# Start of PROVIDED RECORDS

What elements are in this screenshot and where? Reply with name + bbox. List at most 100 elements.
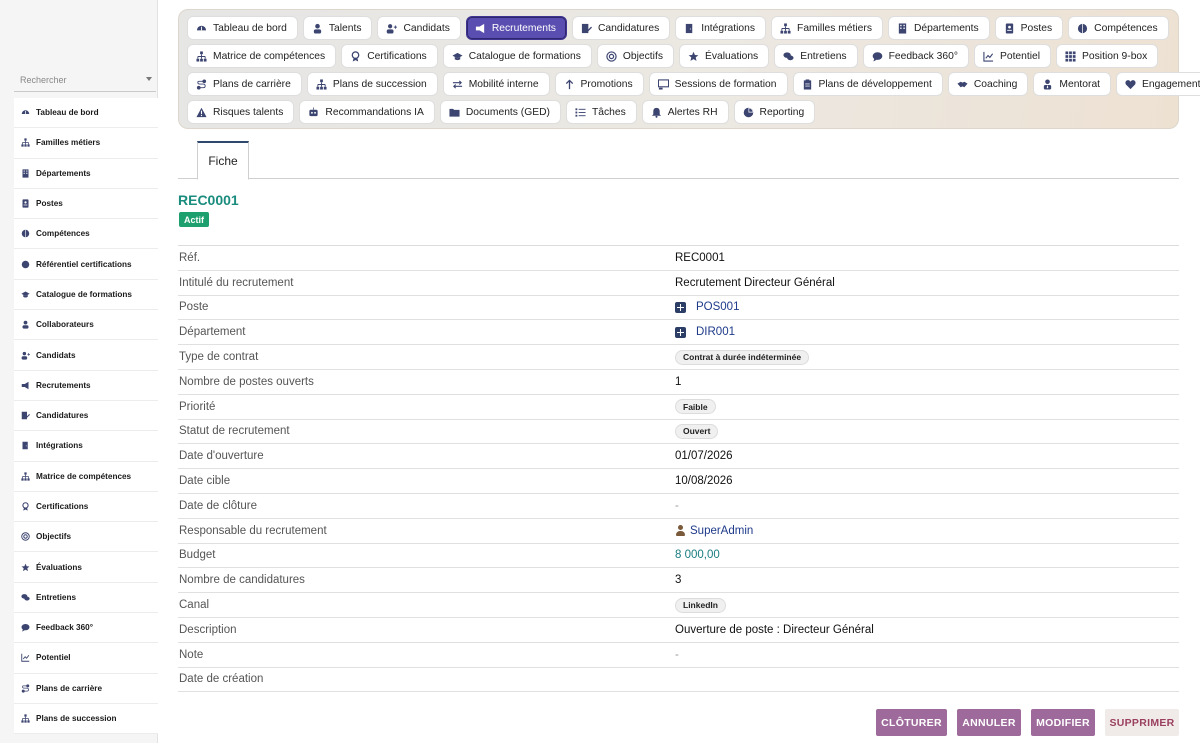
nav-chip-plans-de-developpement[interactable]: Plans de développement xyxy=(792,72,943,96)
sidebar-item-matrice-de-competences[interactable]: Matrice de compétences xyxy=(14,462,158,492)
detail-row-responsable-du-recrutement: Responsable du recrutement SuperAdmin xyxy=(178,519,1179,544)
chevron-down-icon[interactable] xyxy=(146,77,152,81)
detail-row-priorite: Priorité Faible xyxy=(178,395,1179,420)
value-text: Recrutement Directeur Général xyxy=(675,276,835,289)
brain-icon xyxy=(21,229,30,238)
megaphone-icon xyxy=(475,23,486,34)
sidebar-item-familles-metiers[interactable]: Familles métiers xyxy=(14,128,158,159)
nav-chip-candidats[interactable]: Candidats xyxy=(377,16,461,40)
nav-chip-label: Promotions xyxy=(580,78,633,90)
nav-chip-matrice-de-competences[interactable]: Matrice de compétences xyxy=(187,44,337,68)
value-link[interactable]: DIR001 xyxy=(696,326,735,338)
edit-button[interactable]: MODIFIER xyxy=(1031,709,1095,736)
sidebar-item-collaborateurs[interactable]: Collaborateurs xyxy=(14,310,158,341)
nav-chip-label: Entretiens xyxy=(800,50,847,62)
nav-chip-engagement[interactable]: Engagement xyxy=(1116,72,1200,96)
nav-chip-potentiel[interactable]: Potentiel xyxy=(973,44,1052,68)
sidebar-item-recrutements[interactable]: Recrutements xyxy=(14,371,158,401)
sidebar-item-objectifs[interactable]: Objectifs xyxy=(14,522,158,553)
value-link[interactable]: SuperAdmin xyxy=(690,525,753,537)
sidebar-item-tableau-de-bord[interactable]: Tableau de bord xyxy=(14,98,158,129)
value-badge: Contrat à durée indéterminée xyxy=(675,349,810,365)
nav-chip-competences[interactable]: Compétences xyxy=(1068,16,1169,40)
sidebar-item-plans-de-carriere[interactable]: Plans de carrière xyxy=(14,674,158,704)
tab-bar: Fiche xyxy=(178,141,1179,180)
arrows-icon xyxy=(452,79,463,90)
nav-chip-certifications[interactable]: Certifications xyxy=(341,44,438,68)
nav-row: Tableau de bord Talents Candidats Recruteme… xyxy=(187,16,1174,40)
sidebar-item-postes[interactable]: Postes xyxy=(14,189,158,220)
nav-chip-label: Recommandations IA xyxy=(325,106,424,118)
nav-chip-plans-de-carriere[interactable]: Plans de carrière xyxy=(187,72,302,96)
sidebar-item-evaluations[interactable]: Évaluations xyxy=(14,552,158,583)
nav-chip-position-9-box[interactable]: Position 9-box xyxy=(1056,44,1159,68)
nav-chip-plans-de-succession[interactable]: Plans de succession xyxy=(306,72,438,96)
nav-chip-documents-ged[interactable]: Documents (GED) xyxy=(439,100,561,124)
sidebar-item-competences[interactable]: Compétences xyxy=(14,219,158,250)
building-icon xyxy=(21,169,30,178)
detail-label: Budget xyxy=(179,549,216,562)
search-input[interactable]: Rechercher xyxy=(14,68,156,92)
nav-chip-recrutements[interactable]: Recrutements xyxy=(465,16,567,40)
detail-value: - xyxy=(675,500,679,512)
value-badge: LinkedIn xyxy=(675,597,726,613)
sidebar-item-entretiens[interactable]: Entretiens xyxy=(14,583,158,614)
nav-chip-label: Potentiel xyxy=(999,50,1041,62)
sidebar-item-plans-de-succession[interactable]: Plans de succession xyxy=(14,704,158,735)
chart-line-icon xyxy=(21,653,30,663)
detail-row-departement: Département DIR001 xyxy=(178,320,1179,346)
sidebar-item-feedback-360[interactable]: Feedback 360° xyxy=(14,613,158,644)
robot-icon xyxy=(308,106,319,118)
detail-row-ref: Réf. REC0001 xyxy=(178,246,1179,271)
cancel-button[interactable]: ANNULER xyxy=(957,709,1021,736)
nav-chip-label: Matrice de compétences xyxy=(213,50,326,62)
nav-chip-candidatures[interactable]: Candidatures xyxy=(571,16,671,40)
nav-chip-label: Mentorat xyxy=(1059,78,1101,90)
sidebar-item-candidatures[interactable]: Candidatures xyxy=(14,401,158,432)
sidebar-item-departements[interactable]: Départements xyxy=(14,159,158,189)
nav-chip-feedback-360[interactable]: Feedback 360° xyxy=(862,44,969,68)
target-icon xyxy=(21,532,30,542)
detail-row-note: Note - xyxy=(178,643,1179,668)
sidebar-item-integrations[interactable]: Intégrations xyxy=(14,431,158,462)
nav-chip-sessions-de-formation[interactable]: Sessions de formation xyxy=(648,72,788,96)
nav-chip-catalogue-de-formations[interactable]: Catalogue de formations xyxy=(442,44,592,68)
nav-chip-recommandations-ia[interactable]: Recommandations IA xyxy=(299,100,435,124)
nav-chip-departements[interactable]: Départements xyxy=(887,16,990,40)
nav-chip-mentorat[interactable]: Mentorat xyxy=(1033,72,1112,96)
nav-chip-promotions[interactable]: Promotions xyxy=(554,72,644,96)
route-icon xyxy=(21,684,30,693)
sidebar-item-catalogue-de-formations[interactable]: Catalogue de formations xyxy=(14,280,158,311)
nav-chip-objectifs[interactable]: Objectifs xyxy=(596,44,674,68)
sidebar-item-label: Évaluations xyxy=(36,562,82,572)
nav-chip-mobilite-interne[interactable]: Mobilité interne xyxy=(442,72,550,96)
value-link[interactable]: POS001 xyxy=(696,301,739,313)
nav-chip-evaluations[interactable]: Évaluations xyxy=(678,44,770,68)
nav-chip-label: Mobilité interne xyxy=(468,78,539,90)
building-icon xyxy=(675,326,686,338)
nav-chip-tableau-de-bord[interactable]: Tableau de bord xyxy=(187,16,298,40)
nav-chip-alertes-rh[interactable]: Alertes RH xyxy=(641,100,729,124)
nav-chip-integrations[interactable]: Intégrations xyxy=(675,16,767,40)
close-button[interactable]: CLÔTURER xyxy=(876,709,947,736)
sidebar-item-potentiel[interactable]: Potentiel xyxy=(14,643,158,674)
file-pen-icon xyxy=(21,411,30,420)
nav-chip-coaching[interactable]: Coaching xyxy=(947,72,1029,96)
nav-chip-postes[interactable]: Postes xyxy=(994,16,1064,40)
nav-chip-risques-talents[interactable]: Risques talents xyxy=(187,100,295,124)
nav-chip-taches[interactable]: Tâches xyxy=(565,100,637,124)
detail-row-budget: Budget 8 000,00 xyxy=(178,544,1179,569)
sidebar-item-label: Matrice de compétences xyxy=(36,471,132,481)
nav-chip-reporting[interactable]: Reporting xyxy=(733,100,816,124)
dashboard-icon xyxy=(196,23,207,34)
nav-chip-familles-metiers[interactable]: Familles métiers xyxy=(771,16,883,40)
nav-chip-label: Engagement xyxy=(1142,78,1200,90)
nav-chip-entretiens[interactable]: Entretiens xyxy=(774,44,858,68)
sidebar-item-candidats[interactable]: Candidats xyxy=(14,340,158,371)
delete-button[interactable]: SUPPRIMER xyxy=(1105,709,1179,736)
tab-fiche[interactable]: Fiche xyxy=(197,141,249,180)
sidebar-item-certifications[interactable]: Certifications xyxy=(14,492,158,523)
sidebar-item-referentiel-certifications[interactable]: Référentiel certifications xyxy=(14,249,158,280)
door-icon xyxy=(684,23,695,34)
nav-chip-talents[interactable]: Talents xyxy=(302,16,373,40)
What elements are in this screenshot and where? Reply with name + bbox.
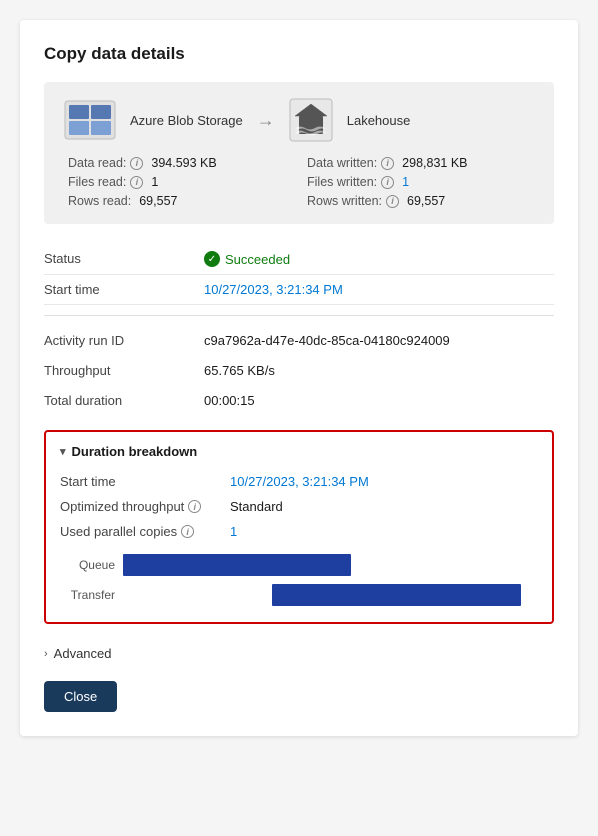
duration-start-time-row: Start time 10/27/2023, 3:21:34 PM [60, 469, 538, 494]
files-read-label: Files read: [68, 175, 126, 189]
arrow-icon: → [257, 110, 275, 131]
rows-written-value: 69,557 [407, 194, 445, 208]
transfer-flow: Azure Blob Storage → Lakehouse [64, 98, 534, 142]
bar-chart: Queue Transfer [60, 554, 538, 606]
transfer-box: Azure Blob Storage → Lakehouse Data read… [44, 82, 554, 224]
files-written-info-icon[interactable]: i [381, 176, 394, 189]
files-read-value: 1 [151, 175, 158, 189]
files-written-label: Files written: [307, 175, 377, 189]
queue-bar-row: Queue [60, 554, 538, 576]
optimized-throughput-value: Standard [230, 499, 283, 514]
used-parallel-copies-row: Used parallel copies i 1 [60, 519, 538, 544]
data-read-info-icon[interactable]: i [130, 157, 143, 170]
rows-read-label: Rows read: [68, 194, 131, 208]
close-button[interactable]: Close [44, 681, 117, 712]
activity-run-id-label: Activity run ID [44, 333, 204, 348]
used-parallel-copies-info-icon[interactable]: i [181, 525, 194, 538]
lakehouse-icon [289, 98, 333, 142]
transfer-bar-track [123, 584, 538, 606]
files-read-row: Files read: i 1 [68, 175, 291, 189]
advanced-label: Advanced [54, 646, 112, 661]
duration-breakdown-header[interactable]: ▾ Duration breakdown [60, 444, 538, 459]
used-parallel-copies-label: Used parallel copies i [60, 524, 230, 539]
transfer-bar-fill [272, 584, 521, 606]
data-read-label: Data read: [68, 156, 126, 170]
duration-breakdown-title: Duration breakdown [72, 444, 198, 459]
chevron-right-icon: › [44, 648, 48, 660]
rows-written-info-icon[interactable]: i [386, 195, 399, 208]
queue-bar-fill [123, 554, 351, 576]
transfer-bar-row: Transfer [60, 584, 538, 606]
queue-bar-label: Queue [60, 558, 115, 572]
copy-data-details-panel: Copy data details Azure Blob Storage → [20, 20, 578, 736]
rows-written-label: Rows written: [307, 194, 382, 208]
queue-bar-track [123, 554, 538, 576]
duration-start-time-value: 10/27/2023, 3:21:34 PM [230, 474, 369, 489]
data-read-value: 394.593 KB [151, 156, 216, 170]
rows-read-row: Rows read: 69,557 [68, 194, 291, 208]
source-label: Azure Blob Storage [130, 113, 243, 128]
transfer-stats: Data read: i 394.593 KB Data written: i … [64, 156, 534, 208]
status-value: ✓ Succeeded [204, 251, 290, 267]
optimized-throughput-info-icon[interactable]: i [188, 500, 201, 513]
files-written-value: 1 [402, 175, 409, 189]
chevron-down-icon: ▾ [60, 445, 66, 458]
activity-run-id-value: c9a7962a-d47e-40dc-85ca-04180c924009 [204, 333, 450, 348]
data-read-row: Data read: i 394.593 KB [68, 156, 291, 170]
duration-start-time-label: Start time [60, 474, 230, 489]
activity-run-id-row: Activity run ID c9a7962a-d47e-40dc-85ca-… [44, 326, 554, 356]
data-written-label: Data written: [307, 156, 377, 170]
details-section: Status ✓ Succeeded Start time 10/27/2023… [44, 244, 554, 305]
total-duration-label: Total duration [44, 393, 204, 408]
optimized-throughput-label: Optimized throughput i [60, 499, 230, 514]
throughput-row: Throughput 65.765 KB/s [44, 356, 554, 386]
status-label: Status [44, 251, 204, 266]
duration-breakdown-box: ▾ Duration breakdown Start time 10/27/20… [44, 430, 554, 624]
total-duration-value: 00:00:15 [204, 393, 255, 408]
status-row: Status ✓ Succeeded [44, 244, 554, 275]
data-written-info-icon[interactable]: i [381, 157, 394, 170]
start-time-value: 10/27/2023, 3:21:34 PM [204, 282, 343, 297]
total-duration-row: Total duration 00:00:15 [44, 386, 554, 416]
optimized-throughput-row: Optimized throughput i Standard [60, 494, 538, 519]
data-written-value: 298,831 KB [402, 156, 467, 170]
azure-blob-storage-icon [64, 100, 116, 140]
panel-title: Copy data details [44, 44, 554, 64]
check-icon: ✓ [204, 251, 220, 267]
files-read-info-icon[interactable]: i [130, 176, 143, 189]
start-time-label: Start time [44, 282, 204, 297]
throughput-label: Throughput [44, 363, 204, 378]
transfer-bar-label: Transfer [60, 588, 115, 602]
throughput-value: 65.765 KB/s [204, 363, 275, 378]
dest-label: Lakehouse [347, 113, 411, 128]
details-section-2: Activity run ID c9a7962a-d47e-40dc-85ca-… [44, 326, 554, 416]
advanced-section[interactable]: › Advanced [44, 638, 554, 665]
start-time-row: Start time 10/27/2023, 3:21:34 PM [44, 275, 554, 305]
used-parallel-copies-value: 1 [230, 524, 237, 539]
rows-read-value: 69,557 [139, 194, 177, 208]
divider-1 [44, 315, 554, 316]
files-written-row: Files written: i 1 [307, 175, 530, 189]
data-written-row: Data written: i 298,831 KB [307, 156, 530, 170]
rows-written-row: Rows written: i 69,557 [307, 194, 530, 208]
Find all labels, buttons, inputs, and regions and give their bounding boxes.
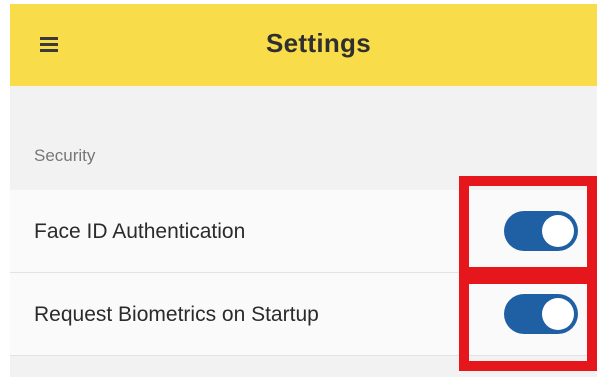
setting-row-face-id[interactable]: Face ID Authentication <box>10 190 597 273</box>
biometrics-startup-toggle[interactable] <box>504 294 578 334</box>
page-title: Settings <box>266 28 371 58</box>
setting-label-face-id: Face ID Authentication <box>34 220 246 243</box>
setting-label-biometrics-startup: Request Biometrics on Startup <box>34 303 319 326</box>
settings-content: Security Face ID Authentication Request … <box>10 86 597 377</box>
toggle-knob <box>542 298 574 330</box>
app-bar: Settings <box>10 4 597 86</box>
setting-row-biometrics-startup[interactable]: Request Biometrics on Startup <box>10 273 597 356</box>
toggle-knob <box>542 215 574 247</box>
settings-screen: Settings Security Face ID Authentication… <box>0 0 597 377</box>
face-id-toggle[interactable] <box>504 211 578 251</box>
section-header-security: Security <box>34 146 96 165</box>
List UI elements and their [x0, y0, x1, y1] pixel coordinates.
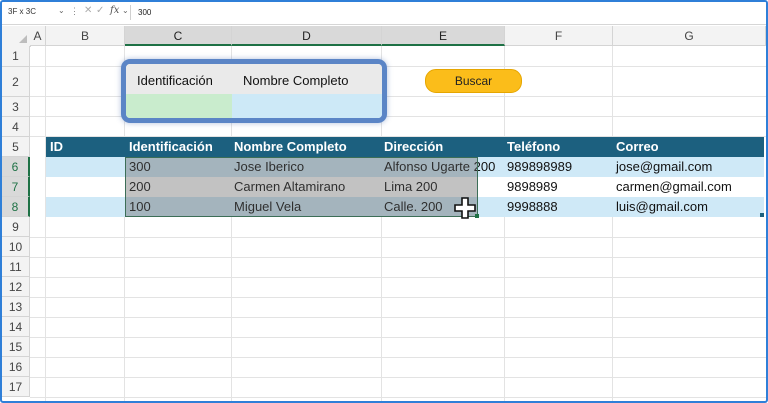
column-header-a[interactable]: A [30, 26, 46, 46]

# End of PROVIDED RECORDS

INSTRUCTIONS TO FOLLOW:
Copy out every line from the one containing "setting-row-face-id[interactable]: Face ID" down to the one containing "page-title: Settings <box>266 28 371 58</box>", both included, exactly as they appear in the records.

RESPONSE FOR THIS EXERCISE:
setting-row-face-id[interactable]: Face ID Authentication <box>10 190 597 273</box>
biometrics-startup-toggle[interactable] <box>504 294 578 334</box>
page-title: Settings <box>266 28 371 58</box>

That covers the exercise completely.